◆ **EXERCISE OBJECTIVE**
Determine how many lines below hold the string "screenshot". Reply with the number alone.
__________________________________________________
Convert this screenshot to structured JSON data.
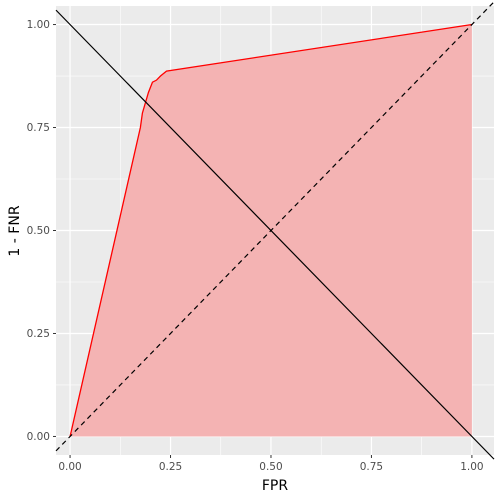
{
  "chart_data": {
    "type": "area",
    "title": "",
    "xlabel": "FPR",
    "ylabel": "1 - FNR",
    "xlim": [
      -0.035,
      1.055
    ],
    "ylim": [
      -0.045,
      1.045
    ],
    "grid": true,
    "x_ticks": [
      {
        "value": 0,
        "label": "0.00"
      },
      {
        "value": 0.25,
        "label": "0.25"
      },
      {
        "value": 0.5,
        "label": "0.50"
      },
      {
        "value": 0.75,
        "label": "0.75"
      },
      {
        "value": 1,
        "label": "1.00"
      }
    ],
    "y_ticks": [
      {
        "value": 0,
        "label": "0.00"
      },
      {
        "value": 0.25,
        "label": "0.25"
      },
      {
        "value": 0.5,
        "label": "0.50"
      },
      {
        "value": 0.75,
        "label": "0.75"
      },
      {
        "value": 1,
        "label": "1.00"
      }
    ],
    "series": [
      {
        "style": "line with shaded area",
        "values": [
          {
            "x": 0.0,
            "y": 0.0
          },
          {
            "x": 0.175,
            "y": 0.75
          },
          {
            "x": 0.18,
            "y": 0.785
          },
          {
            "x": 0.195,
            "y": 0.835
          },
          {
            "x": 0.205,
            "y": 0.86
          },
          {
            "x": 0.215,
            "y": 0.865
          },
          {
            "x": 0.225,
            "y": 0.875
          },
          {
            "x": 0.24,
            "y": 0.887
          },
          {
            "x": 1.0,
            "y": 1.0
          }
        ]
      }
    ],
    "reference_lines": [
      {
        "style": "dashed",
        "slope": 1,
        "intercept": 0
      },
      {
        "style": "solid",
        "slope": -1,
        "intercept": 1
      }
    ],
    "colors": {
      "panel": "#ebebeb",
      "grid": "#ffffff",
      "curve": "#ff0000",
      "fill": "#f4b3b3",
      "reference": "#000000"
    }
  }
}
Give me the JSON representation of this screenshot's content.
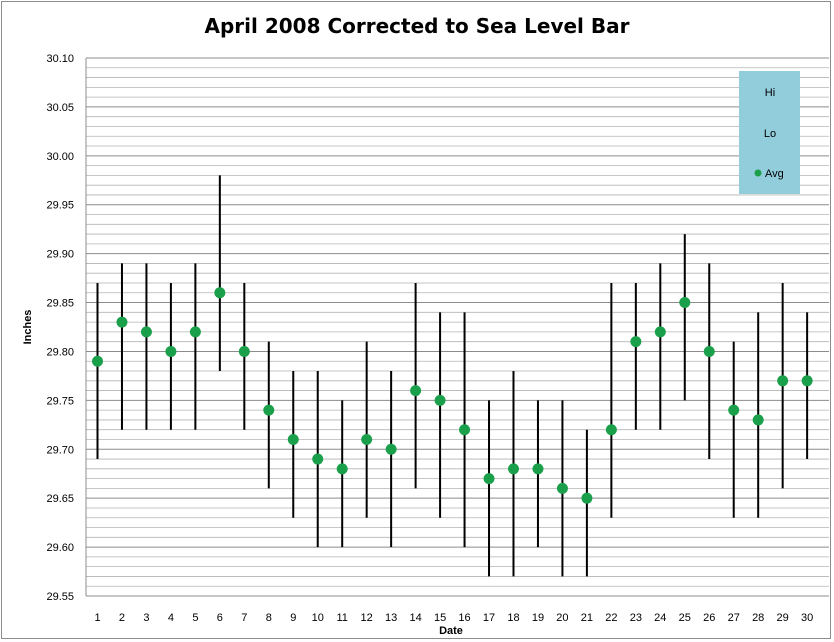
{
  "chart_data": {
    "type": "stock-hi-lo-avg",
    "title": "April 2008 Corrected to Sea Level Bar",
    "xlabel": "Date",
    "ylabel": "Inches",
    "ylim": [
      29.55,
      30.1
    ],
    "ytick_step": 0.05,
    "ytick_labels": [
      "29.55",
      "29.60",
      "29.65",
      "29.70",
      "29.75",
      "29.80",
      "29.85",
      "29.90",
      "29.95",
      "30.00",
      "30.05",
      "30.10"
    ],
    "grid": true,
    "legend": {
      "placement": "top-right",
      "entries": [
        "Hi",
        "Lo",
        "Avg"
      ]
    },
    "colors": {
      "range_line": "#000000",
      "avg_marker": "#1aa04a",
      "legend_bg": "#92cddc",
      "grid": "#a6a6a6"
    },
    "categories": [
      1,
      2,
      3,
      4,
      5,
      6,
      7,
      8,
      9,
      10,
      11,
      12,
      13,
      14,
      15,
      16,
      17,
      18,
      19,
      20,
      21,
      22,
      23,
      24,
      25,
      26,
      27,
      28,
      29,
      30
    ],
    "series": [
      {
        "name": "Hi",
        "values": [
          29.87,
          29.89,
          29.89,
          29.87,
          29.89,
          29.98,
          29.87,
          29.81,
          29.78,
          29.78,
          29.75,
          29.81,
          29.78,
          29.87,
          29.84,
          29.84,
          29.75,
          29.78,
          29.75,
          29.75,
          29.72,
          29.87,
          29.87,
          29.89,
          29.92,
          29.89,
          29.81,
          29.84,
          29.87,
          29.84
        ]
      },
      {
        "name": "Lo",
        "values": [
          29.69,
          29.72,
          29.72,
          29.72,
          29.72,
          29.78,
          29.72,
          29.66,
          29.63,
          29.6,
          29.6,
          29.63,
          29.6,
          29.66,
          29.63,
          29.6,
          29.57,
          29.57,
          29.6,
          29.57,
          29.57,
          29.63,
          29.72,
          29.72,
          29.75,
          29.69,
          29.63,
          29.63,
          29.66,
          29.69
        ]
      },
      {
        "name": "Avg",
        "values": [
          29.79,
          29.83,
          29.82,
          29.8,
          29.82,
          29.86,
          29.8,
          29.74,
          29.71,
          29.69,
          29.68,
          29.71,
          29.7,
          29.76,
          29.75,
          29.72,
          29.67,
          29.68,
          29.68,
          29.66,
          29.65,
          29.72,
          29.81,
          29.82,
          29.85,
          29.8,
          29.74,
          29.73,
          29.77,
          29.77
        ]
      }
    ]
  }
}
__________________________________________________
◆ **SOLUTION FOR THIS TASK**
2